>> begin Material provided

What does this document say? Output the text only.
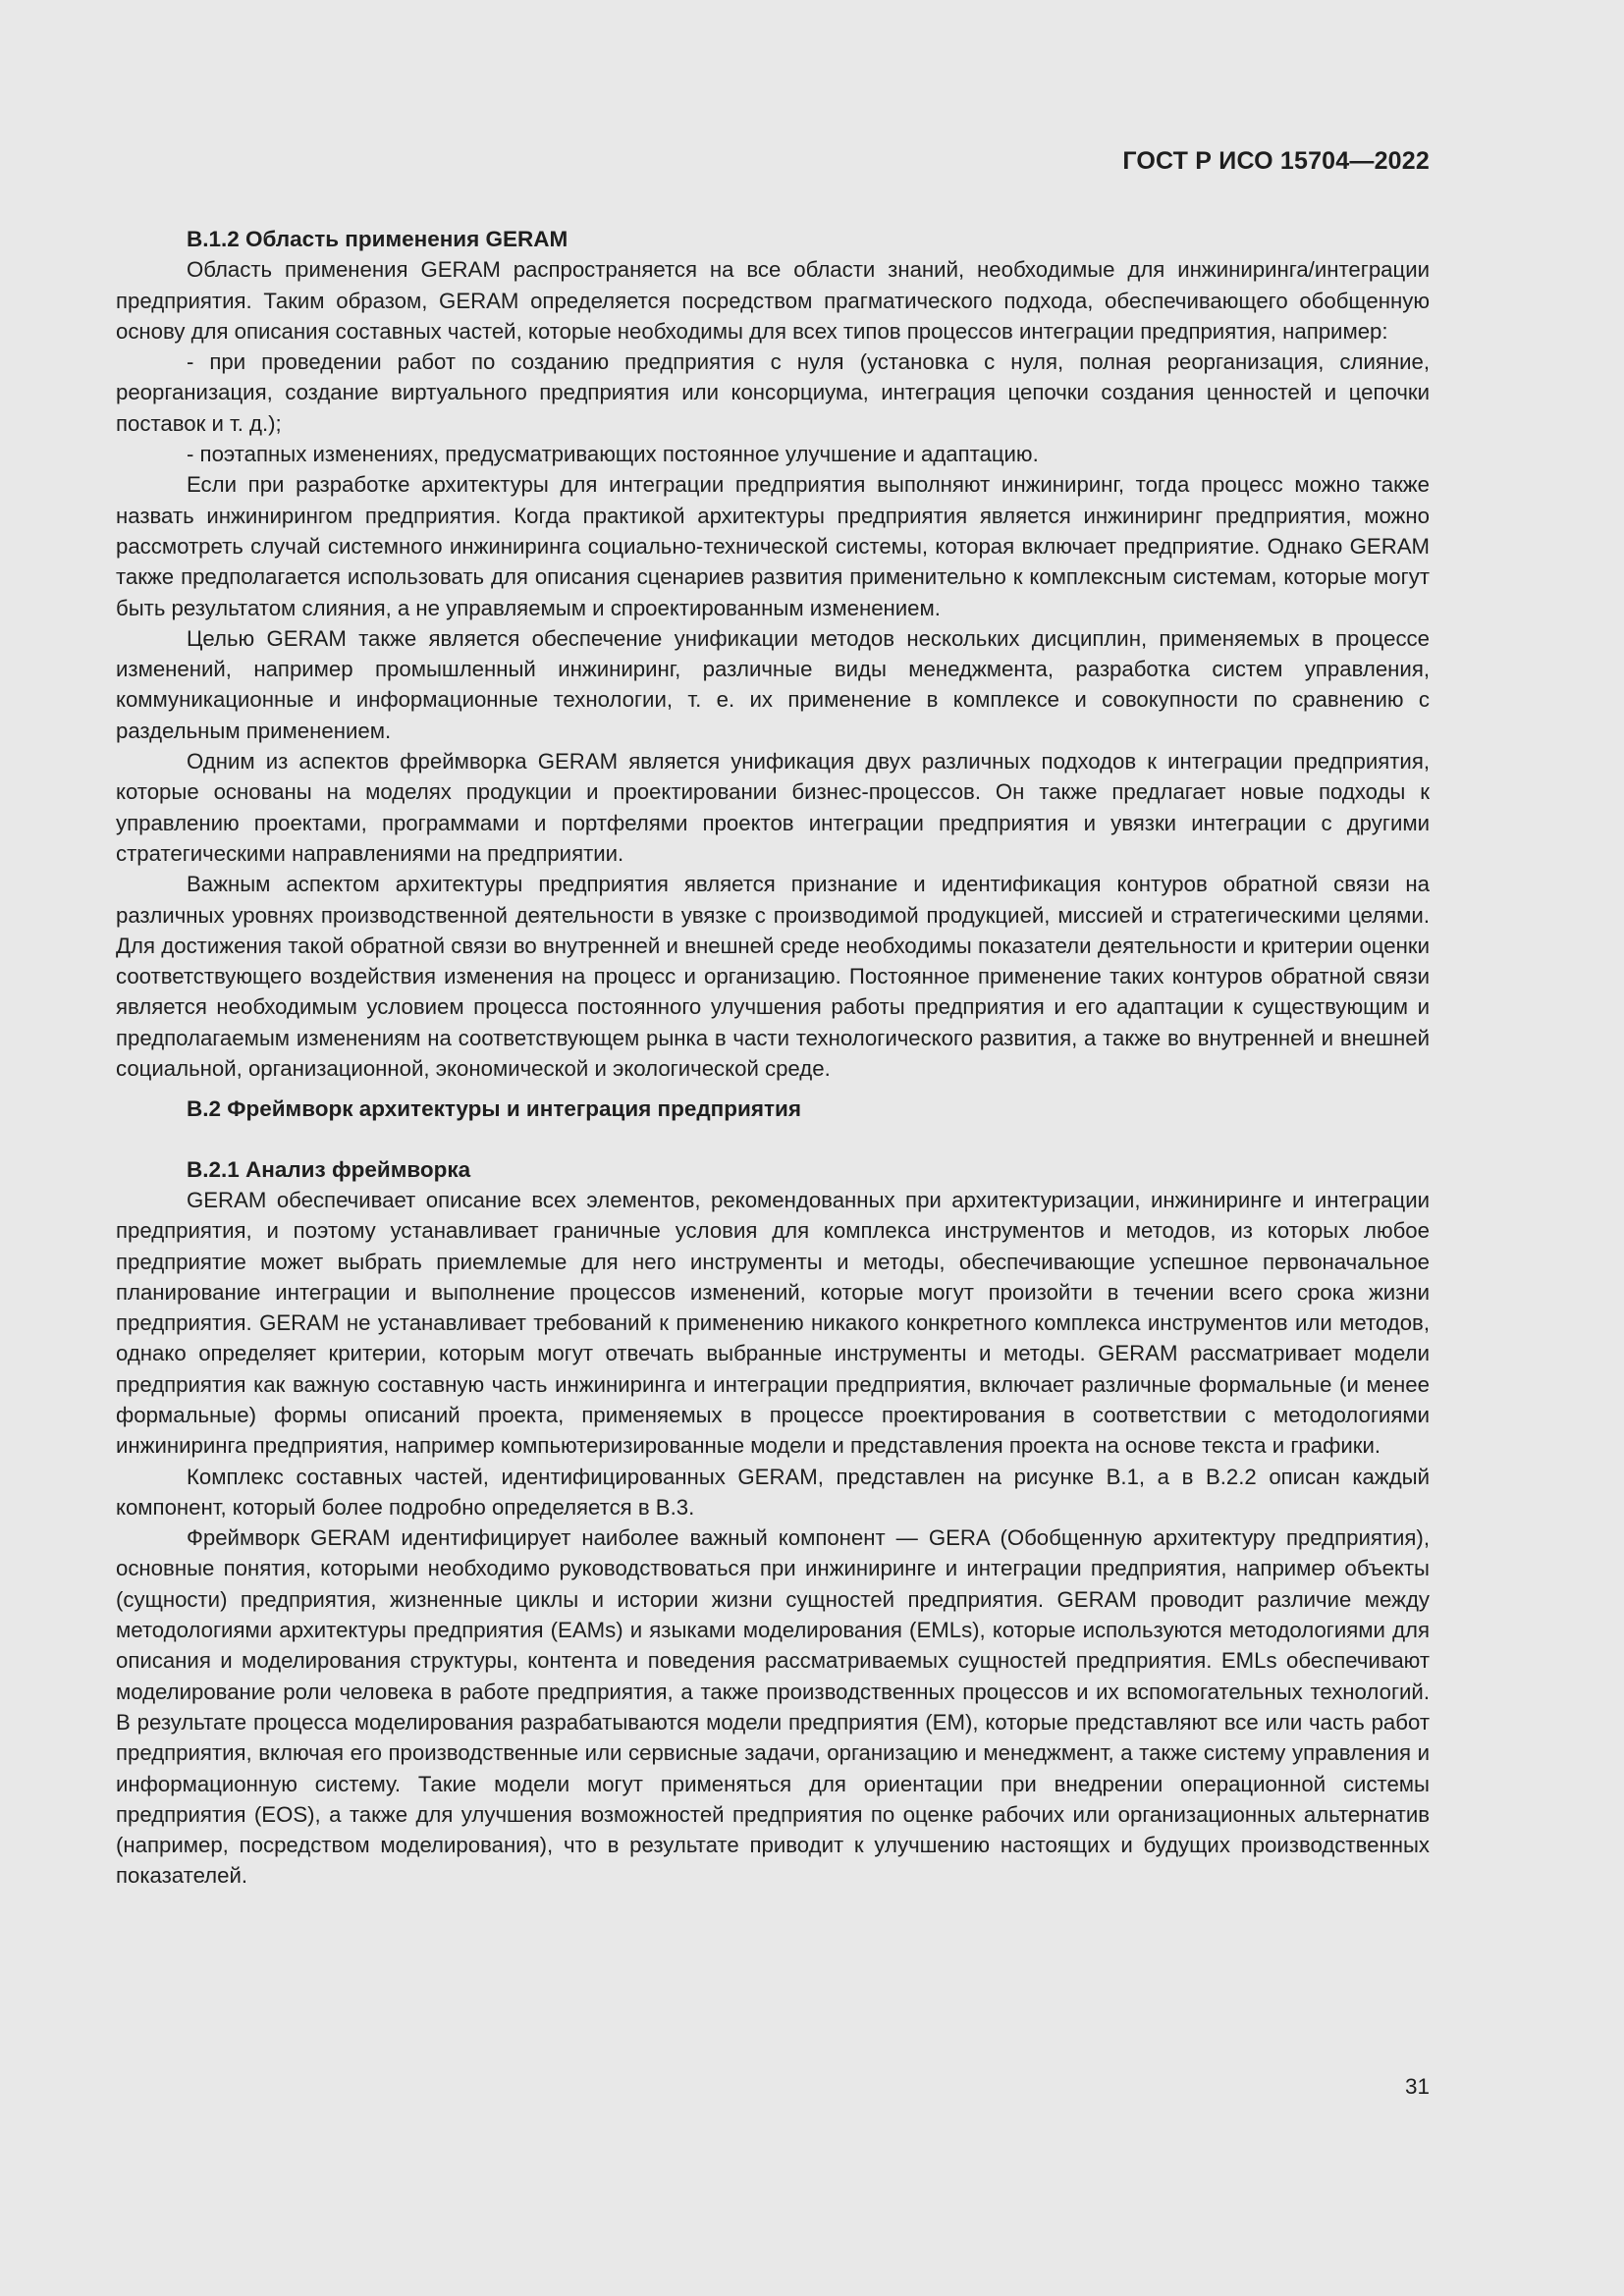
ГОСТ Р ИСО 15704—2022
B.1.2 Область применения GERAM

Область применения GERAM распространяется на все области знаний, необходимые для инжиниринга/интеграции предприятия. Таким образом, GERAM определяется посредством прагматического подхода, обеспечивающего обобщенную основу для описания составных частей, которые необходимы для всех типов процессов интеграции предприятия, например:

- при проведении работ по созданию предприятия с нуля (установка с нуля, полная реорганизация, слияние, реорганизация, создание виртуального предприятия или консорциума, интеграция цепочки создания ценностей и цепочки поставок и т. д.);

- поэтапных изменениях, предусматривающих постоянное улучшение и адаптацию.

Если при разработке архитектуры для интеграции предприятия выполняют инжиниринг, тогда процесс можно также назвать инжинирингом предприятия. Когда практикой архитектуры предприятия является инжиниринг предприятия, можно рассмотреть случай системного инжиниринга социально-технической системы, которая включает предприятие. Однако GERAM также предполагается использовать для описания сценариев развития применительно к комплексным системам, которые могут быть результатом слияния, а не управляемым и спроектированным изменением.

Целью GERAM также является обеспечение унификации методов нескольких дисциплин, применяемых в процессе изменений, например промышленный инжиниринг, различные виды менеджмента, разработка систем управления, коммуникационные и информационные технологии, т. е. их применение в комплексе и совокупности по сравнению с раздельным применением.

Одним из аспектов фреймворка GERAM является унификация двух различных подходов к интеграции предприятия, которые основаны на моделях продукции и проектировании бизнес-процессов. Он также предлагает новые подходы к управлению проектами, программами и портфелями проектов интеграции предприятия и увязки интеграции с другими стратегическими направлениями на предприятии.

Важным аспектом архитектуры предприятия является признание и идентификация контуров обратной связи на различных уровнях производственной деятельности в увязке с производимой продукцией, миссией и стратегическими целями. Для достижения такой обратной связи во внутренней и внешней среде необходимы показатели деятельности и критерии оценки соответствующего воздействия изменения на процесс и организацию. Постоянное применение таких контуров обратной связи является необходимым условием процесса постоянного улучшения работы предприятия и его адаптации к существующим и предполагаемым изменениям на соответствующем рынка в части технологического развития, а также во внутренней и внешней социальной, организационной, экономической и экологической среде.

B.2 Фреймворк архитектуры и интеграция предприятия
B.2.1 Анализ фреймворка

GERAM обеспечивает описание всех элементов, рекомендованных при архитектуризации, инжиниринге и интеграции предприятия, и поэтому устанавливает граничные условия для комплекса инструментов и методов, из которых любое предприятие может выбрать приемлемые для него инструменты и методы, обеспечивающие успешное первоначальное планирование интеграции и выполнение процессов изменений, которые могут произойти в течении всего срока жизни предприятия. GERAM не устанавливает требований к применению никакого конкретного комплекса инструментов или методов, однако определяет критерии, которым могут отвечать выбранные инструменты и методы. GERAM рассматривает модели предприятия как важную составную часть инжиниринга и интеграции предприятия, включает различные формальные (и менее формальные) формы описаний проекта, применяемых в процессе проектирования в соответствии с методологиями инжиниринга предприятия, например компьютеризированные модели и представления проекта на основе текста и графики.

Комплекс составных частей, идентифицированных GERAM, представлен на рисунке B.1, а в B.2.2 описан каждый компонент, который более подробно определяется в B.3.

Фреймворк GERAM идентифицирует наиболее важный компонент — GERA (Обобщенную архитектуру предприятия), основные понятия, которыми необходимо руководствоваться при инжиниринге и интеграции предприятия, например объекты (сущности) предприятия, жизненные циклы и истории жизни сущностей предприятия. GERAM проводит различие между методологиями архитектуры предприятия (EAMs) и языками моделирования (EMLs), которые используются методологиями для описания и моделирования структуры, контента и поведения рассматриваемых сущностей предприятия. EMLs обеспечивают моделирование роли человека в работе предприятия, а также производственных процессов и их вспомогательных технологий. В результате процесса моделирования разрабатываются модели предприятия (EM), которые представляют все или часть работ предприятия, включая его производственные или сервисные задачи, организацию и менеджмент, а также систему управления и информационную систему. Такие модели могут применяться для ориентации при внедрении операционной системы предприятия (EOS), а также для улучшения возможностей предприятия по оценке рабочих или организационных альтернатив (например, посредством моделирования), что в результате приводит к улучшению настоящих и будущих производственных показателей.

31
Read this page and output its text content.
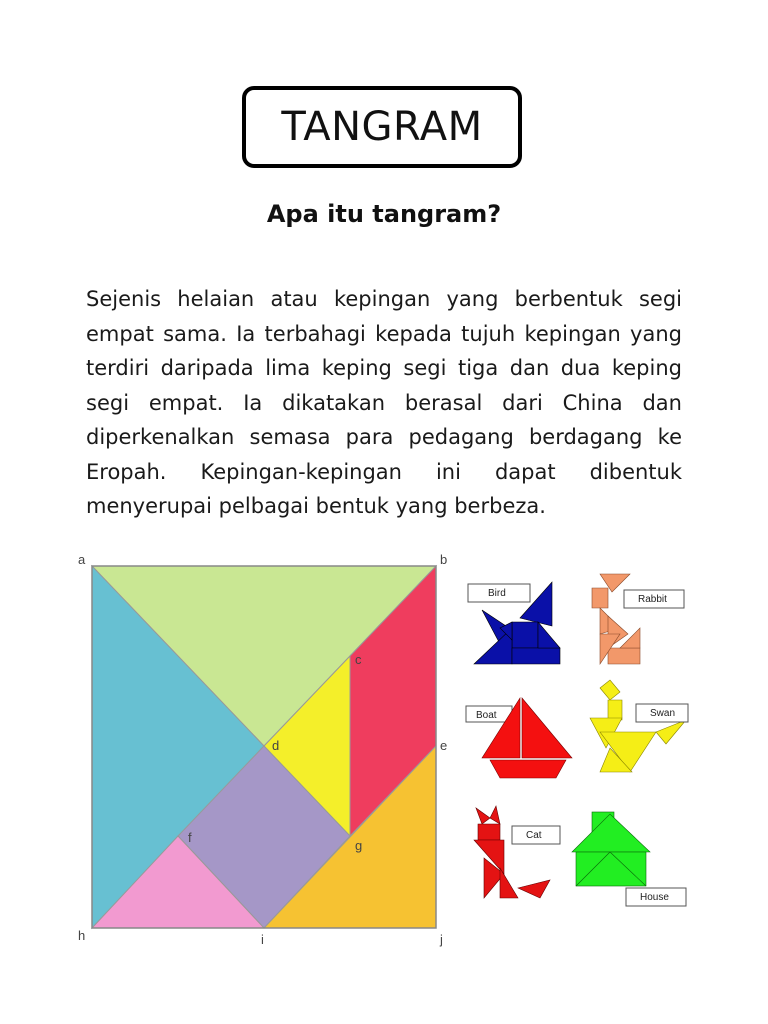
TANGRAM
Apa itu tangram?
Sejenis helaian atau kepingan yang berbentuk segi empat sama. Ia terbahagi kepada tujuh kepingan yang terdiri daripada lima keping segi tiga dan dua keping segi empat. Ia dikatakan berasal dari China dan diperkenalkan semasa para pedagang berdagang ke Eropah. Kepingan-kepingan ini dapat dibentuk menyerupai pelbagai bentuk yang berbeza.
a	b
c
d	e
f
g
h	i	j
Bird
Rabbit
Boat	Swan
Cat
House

>> end Material provided

Identify all lines in the records above with the word "text".

Exercise output:
What does this document say? Output the text only.
Read this page and output its text content.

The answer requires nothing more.